Short task: Retype the data that follows line by line, exactly, and leave its pictures out.

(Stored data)

------------------------

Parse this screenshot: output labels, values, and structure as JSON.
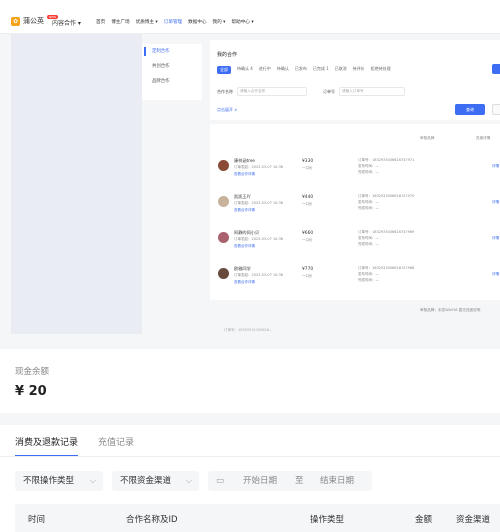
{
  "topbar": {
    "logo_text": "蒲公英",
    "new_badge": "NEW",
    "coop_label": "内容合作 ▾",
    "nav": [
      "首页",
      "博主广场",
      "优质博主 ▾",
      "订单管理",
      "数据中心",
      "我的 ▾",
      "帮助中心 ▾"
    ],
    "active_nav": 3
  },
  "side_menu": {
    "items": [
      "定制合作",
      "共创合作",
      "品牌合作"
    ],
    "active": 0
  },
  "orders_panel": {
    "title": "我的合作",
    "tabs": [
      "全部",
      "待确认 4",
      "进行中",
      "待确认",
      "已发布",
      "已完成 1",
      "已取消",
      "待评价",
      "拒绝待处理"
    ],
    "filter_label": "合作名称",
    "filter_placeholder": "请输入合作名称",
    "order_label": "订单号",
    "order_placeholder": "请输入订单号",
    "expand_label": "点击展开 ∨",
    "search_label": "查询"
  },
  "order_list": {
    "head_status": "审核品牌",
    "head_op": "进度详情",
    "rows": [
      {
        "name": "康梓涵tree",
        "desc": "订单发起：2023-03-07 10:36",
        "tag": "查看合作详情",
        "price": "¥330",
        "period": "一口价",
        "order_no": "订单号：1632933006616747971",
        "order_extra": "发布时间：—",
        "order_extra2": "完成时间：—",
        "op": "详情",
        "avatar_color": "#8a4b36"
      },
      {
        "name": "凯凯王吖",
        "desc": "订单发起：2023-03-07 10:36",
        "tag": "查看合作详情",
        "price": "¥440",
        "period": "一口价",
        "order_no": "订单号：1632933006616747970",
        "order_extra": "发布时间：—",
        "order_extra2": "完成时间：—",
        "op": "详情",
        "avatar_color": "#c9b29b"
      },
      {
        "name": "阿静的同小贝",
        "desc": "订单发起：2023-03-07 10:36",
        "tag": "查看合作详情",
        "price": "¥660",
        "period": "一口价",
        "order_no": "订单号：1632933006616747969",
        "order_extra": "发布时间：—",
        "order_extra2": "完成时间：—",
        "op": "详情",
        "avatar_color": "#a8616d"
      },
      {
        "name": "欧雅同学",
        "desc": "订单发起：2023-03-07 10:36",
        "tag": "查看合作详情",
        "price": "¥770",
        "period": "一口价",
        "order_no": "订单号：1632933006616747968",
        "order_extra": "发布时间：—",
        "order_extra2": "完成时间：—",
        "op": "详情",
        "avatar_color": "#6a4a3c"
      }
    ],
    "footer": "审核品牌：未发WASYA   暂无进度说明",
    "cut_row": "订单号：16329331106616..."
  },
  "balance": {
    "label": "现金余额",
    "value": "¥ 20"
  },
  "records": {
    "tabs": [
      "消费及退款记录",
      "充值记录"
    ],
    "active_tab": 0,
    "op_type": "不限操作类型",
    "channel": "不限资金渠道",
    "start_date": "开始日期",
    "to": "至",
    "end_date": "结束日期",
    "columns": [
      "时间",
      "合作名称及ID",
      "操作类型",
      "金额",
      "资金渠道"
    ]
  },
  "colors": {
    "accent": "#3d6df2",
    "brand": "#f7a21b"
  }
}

------------------------

In response:
Parse this screenshot: output labels, values, and structure as JSON.
{
  "topbar": {
    "logo_text": "蒲公英",
    "new_badge": "NEW",
    "coop_label": "内容合作 ▾",
    "nav": [
      "首页",
      "博主广场",
      "优质博主 ▾",
      "订单管理",
      "数据中心",
      "我的 ▾",
      "帮助中心 ▾"
    ],
    "active_nav": 3
  },
  "side_menu": {
    "items": [
      "定制合作",
      "共创合作",
      "品牌合作"
    ],
    "active": 0
  },
  "orders_panel": {
    "title": "我的合作",
    "tabs": [
      "全部",
      "待确认 4",
      "进行中",
      "待确认",
      "已发布",
      "已完成 1",
      "已取消",
      "待评价",
      "拒绝待处理"
    ],
    "filter_label": "合作名称",
    "filter_placeholder": "请输入合作名称",
    "order_label": "订单号",
    "order_placeholder": "请输入订单号",
    "expand_label": "点击展开 ∨",
    "search_label": "查询"
  },
  "order_list": {
    "head_status": "审核品牌",
    "head_op": "进度详情",
    "rows": [
      {
        "name": "康梓涵tree",
        "desc": "订单发起：2023-03-07 10:36",
        "tag": "查看合作详情",
        "price": "¥330",
        "period": "一口价",
        "order_no": "订单号：1632933006616747971",
        "order_extra": "发布时间：—",
        "order_extra2": "完成时间：—",
        "op": "详情",
        "avatar_color": "#8a4b36"
      },
      {
        "name": "凯凯王吖",
        "desc": "订单发起：2023-03-07 10:36",
        "tag": "查看合作详情",
        "price": "¥440",
        "period": "一口价",
        "order_no": "订单号：1632933006616747970",
        "order_extra": "发布时间：—",
        "order_extra2": "完成时间：—",
        "op": "详情",
        "avatar_color": "#c9b29b"
      },
      {
        "name": "阿静的同小贝",
        "desc": "订单发起：2023-03-07 10:36",
        "tag": "查看合作详情",
        "price": "¥660",
        "period": "一口价",
        "order_no": "订单号：1632933006616747969",
        "order_extra": "发布时间：—",
        "order_extra2": "完成时间：—",
        "op": "详情",
        "avatar_color": "#a8616d"
      },
      {
        "name": "欧雅同学",
        "desc": "订单发起：2023-03-07 10:36",
        "tag": "查看合作详情",
        "price": "¥770",
        "period": "一口价",
        "order_no": "订单号：1632933006616747968",
        "order_extra": "发布时间：—",
        "order_extra2": "完成时间：—",
        "op": "详情",
        "avatar_color": "#6a4a3c"
      }
    ],
    "footer": "审核品牌：未发WASYA   暂无进度说明",
    "cut_row": "订单号：16329331106616..."
  },
  "balance": {
    "label": "现金余额",
    "value": "¥ 20"
  },
  "records": {
    "tabs": [
      "消费及退款记录",
      "充值记录"
    ],
    "active_tab": 0,
    "op_type": "不限操作类型",
    "channel": "不限资金渠道",
    "start_date": "开始日期",
    "to": "至",
    "end_date": "结束日期",
    "columns": [
      "时间",
      "合作名称及ID",
      "操作类型",
      "金额",
      "资金渠道"
    ]
  },
  "colors": {
    "accent": "#3d6df2",
    "brand": "#f7a21b"
  }
}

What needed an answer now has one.